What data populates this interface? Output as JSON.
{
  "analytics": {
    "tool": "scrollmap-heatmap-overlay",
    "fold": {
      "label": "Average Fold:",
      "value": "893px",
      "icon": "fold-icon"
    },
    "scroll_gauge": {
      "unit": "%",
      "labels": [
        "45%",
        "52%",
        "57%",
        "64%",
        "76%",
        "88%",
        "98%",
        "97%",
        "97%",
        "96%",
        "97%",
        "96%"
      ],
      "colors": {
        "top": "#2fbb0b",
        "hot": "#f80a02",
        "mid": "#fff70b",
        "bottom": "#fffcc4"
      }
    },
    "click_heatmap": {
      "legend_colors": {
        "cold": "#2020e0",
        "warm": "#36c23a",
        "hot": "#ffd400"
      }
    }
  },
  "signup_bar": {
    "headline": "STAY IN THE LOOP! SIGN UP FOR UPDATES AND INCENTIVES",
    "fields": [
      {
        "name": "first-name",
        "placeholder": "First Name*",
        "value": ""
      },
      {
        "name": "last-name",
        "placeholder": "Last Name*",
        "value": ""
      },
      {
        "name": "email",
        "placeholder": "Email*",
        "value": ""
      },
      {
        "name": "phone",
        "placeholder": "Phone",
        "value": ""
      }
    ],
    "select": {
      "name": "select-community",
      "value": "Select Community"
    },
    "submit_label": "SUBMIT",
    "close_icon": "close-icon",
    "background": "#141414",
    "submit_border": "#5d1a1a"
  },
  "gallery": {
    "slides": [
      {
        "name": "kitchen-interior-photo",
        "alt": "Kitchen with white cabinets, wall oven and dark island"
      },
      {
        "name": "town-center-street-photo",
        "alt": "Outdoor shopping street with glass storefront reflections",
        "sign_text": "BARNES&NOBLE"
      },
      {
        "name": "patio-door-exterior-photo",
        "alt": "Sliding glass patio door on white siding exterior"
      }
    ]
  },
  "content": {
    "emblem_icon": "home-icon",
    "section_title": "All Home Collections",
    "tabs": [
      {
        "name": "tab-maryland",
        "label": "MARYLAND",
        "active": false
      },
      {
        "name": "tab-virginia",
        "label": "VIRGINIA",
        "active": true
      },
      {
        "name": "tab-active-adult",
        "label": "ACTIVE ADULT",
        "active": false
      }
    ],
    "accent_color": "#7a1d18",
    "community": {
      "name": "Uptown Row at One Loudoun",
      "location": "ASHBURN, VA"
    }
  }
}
§ §
Copy out each record exactly as given, omitting none.

What data populates this interface? Output as JSON.
{
  "analytics": {
    "tool": "scrollmap-heatmap-overlay",
    "fold": {
      "label": "Average Fold:",
      "value": "893px",
      "icon": "fold-icon"
    },
    "scroll_gauge": {
      "unit": "%",
      "labels": [
        "45%",
        "52%",
        "57%",
        "64%",
        "76%",
        "88%",
        "98%",
        "97%",
        "97%",
        "96%",
        "97%",
        "96%"
      ],
      "colors": {
        "top": "#2fbb0b",
        "hot": "#f80a02",
        "mid": "#fff70b",
        "bottom": "#fffcc4"
      }
    },
    "click_heatmap": {
      "legend_colors": {
        "cold": "#2020e0",
        "warm": "#36c23a",
        "hot": "#ffd400"
      }
    }
  },
  "signup_bar": {
    "headline": "STAY IN THE LOOP! SIGN UP FOR UPDATES AND INCENTIVES",
    "fields": [
      {
        "name": "first-name",
        "placeholder": "First Name*",
        "value": ""
      },
      {
        "name": "last-name",
        "placeholder": "Last Name*",
        "value": ""
      },
      {
        "name": "email",
        "placeholder": "Email*",
        "value": ""
      },
      {
        "name": "phone",
        "placeholder": "Phone",
        "value": ""
      }
    ],
    "select": {
      "name": "select-community",
      "value": "Select Community"
    },
    "submit_label": "SUBMIT",
    "close_icon": "close-icon",
    "background": "#141414",
    "submit_border": "#5d1a1a"
  },
  "gallery": {
    "slides": [
      {
        "name": "kitchen-interior-photo",
        "alt": "Kitchen with white cabinets, wall oven and dark island"
      },
      {
        "name": "town-center-street-photo",
        "alt": "Outdoor shopping street with glass storefront reflections",
        "sign_text": "BARNES&NOBLE"
      },
      {
        "name": "patio-door-exterior-photo",
        "alt": "Sliding glass patio door on white siding exterior"
      }
    ]
  },
  "content": {
    "emblem_icon": "home-icon",
    "section_title": "All Home Collections",
    "tabs": [
      {
        "name": "tab-maryland",
        "label": "MARYLAND",
        "active": false
      },
      {
        "name": "tab-virginia",
        "label": "VIRGINIA",
        "active": true
      },
      {
        "name": "tab-active-adult",
        "label": "ACTIVE ADULT",
        "active": false
      }
    ],
    "accent_color": "#7a1d18",
    "community": {
      "name": "Uptown Row at One Loudoun",
      "location": "ASHBURN, VA"
    }
  }
}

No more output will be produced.